§ Entries provided
:::::

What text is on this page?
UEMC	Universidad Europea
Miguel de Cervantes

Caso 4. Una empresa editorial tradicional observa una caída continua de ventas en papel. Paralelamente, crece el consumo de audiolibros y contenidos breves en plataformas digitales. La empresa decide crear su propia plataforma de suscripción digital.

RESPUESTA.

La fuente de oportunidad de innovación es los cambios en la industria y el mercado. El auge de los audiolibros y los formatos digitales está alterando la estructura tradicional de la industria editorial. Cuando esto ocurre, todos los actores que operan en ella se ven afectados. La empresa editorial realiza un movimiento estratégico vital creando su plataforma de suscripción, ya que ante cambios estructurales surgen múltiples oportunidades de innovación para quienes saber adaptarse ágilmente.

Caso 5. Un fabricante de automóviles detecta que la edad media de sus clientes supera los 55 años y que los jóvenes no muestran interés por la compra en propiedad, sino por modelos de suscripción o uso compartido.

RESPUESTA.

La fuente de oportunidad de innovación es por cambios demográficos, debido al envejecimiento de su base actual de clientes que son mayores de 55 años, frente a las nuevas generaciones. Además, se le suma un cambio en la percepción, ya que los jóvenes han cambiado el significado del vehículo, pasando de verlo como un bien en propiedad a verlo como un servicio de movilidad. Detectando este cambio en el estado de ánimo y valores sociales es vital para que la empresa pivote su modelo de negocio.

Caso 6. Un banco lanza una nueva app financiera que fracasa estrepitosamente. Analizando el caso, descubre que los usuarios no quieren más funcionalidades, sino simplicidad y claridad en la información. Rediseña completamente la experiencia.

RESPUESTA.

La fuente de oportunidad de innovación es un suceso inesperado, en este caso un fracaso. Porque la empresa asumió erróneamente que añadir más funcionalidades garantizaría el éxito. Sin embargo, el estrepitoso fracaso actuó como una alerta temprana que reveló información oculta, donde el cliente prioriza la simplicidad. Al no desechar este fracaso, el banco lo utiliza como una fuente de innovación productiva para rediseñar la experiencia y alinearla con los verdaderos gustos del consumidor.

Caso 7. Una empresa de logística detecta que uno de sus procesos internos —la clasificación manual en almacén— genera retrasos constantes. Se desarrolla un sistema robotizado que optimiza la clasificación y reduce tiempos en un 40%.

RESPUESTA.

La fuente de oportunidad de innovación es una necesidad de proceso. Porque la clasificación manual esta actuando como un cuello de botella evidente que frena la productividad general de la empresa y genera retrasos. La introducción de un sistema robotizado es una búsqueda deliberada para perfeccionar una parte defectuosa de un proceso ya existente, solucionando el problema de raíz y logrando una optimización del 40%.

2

:::::

Quote the data above in full, changing nothing.

What text is on this page?
UEMC	Universidad Europea
Miguel de Cervantes

Caso 4. Una empresa editorial tradicional observa una caída continua de ventas en papel. Paralelamente, crece el consumo de audiolibros y contenidos breves en plataformas digitales. La empresa decide crear su propia plataforma de suscripción digital.

RESPUESTA.

La fuente de oportunidad de innovación es los cambios en la industria y el mercado. El auge de los audiolibros y los formatos digitales está alterando la estructura tradicional de la industria editorial. Cuando esto ocurre, todos los actores que operan en ella se ven afectados. La empresa editorial realiza un movimiento estratégico vital creando su plataforma de suscripción, ya que ante cambios estructurales surgen múltiples oportunidades de innovación para quienes saber adaptarse ágilmente.

Caso 5. Un fabricante de automóviles detecta que la edad media de sus clientes supera los 55 años y que los jóvenes no muestran interés por la compra en propiedad, sino por modelos de suscripción o uso compartido.

RESPUESTA.

La fuente de oportunidad de innovación es por cambios demográficos, debido al envejecimiento de su base actual de clientes que son mayores de 55 años, frente a las nuevas generaciones. Además, se le suma un cambio en la percepción, ya que los jóvenes han cambiado el significado del vehículo, pasando de verlo como un bien en propiedad a verlo como un servicio de movilidad. Detectando este cambio en el estado de ánimo y valores sociales es vital para que la empresa pivote su modelo de negocio.

Caso 6. Un banco lanza una nueva app financiera que fracasa estrepitosamente. Analizando el caso, descubre que los usuarios no quieren más funcionalidades, sino simplicidad y claridad en la información. Rediseña completamente la experiencia.

RESPUESTA.

La fuente de oportunidad de innovación es un suceso inesperado, en este caso un fracaso. Porque la empresa asumió erróneamente que añadir más funcionalidades garantizaría el éxito. Sin embargo, el estrepitoso fracaso actuó como una alerta temprana que reveló información oculta, donde el cliente prioriza la simplicidad. Al no desechar este fracaso, el banco lo utiliza como una fuente de innovación productiva para rediseñar la experiencia y alinearla con los verdaderos gustos del consumidor.

Caso 7. Una empresa de logística detecta que uno de sus procesos internos —la clasificación manual en almacén— genera retrasos constantes. Se desarrolla un sistema robotizado que optimiza la clasificación y reduce tiempos en un 40%.

RESPUESTA.

La fuente de oportunidad de innovación es una necesidad de proceso. Porque la clasificación manual esta actuando como un cuello de botella evidente que frena la productividad general de la empresa y genera retrasos. La introducción de un sistema robotizado es una búsqueda deliberada para perfeccionar una parte defectuosa de un proceso ya existente, solucionando el problema de raíz y logrando una optimización del 40%.

2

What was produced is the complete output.